_Reading text_
— start —

As we head into the big first debate, the national mood is foul. I would dare to call it ridiculously, self-indulgently foul.
Lots of Americans have serious challenges, and so do we collectively, as a society. (When, exactly, did we, or any other society, have no problems?)
It you want to believe that times are bad, you can, and you can find facts to reinforce your (to me mysterious) desire to believe that your complaints are epic on a global and historic scale. All you have to do is ignore all your good fortune, exaggerate your complaints and voilà, a hellscape appears in your mind. If you run out of material, one of the presidential candidates will gladly remind you of how awful everything is, even if you and he have to make up some of the facts.
I consider myself extremely fortunate to have been born in the time and place I was (America, 1951). I believe my kids, born in the 1990s, are roughly as fortunate (more so, if you like Facebook), especially if one opens one’s mind to other times and places, (like most times in history and most places in the world other than this one). And yes, some of us even get to live in Minnesota.
And yes (this is where I lose some of you, if I haven’t already) some of us (not me) who have gone without health insurance for years can get it now, thanks to the Affordable Care Act. (Yeah, I know it’s not perfect, but if you were one of the 20 million or so who have coverage for the first time, you might not be quite so obsessed with its imperfections, and yet I notice when it is denounced that aspect of the case is usually omitted.)

— end —

_Extracted records_
— start —

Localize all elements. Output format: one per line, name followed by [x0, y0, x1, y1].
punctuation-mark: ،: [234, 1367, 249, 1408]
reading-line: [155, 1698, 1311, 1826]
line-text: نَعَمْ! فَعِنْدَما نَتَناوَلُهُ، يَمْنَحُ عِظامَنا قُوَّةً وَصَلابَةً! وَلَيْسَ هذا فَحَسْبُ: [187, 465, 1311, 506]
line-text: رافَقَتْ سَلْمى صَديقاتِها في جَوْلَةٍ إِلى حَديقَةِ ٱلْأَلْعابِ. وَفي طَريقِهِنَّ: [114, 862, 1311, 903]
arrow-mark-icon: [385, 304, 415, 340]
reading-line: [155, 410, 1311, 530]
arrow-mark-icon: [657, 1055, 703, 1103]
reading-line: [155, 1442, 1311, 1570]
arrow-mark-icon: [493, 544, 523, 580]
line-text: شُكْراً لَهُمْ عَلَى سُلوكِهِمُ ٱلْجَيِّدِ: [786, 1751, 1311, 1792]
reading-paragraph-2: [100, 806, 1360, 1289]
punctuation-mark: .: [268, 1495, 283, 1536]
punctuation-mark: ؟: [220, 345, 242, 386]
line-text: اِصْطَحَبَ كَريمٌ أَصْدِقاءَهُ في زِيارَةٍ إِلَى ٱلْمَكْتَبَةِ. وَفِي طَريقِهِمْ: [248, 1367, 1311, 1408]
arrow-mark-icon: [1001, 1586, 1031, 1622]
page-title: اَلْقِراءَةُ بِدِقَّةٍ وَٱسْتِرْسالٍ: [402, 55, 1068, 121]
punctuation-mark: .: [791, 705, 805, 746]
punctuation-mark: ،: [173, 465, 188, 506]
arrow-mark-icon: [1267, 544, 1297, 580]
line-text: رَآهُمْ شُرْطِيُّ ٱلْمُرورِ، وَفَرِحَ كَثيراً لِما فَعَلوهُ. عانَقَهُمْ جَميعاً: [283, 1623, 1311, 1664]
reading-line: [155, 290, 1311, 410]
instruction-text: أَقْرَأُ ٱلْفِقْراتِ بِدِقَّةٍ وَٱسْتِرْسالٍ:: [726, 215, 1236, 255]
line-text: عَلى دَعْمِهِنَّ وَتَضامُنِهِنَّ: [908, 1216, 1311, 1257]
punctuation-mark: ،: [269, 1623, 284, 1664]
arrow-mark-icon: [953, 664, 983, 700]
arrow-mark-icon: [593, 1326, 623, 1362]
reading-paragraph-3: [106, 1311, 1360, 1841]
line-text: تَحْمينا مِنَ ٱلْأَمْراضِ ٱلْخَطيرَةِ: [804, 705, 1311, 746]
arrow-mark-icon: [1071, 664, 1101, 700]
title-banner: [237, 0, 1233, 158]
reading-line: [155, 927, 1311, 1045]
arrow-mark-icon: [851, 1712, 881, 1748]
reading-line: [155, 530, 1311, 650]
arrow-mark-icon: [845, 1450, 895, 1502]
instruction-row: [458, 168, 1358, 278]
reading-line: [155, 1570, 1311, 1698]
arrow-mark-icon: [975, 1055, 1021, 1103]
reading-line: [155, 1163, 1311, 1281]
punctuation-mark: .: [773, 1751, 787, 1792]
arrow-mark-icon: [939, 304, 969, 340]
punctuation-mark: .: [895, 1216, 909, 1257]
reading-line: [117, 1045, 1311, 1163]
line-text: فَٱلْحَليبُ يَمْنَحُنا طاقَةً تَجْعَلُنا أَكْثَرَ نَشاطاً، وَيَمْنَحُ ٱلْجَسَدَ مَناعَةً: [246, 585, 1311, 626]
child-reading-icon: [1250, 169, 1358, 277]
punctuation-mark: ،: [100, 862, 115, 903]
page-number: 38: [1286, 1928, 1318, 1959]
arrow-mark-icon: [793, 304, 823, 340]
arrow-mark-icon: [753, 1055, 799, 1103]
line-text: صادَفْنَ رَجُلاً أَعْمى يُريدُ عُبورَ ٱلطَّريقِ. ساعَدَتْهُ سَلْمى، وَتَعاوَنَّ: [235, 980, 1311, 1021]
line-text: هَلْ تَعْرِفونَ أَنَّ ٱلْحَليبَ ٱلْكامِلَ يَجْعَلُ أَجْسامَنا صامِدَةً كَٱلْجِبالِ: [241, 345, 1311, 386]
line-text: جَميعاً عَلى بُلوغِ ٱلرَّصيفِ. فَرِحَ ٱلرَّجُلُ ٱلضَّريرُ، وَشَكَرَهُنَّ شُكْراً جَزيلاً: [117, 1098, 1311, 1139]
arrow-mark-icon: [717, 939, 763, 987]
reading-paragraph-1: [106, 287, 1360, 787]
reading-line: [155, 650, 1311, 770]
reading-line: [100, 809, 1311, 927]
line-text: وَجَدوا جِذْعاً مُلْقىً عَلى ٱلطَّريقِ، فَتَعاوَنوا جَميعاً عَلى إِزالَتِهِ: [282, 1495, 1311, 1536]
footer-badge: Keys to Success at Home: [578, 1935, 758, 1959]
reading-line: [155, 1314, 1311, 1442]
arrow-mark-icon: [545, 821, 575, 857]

— end —

_Exercise instructions_
a. According to the piece on the national mood before the first debate, where and when was the writer born?
b. Please carry on the piece on the national mood from the point where it stops.
You can ignore the lines; nothing in them is needed here.

_Solved problems_
a. America, 1951.

b.
As regular readers of this space know, I’m mildly obsessed with keeping things in historical perspective, which enables me to remind myself that whatever our problems, we’ve dealt with worse. And I love to play the Lincoln card, not only because it conjures up the Civil War, a truly awful experience for those who lived through it and/or died because of it, but because the story of Honest Abe is just so full of surprises and humor in the face of adversity and inspiration.
So, having wasted this much of your time and MinnPost’s space with that long intro, I’m prepared to say that one aspect of contemporary American life is badly broken. That’s our politics and our political discourse. And so, herewith, the Lincoln card.
Ol’ Abe engaged, during 1858 Senate campaign in Illinois, in seven (!) debates with his opponent, the notable Democratic Sen. Stephen Douglas. Douglas was probably too short and dumpy to make it in politics today, and Lincoln was hilariously tall and awkward and really quite homely and had a surprisingly squeaky off-putting voice, considering his physique. (Still the tallest of U.S. presidents at 6’4”.)
60 minutes, then 90, then …
Here’s where it gets kind of amazing by today’s standards. The Lincoln-Douglas debate format was this: The first candidate spoke for 60 minutes. No moderator. No questions. Just a 60-minute argument. Then whichever one hadn’t gone first got to reply and rebut for 90 minutes. That’s not a typo. Ninety minutes of one guy talking, no microphones, no commercial breaks. Then, the one who had gone first spoke for a final 30 minutes. And then they were done until they met again and resumed the argument in the next town a few days later with the order of the speakers reversed.
Newspapers, just in Illinois, took down the debates in shorthand and ran the full transcripts, consuming many pages of the old broadsheets, and, presumably, people all over the country read them.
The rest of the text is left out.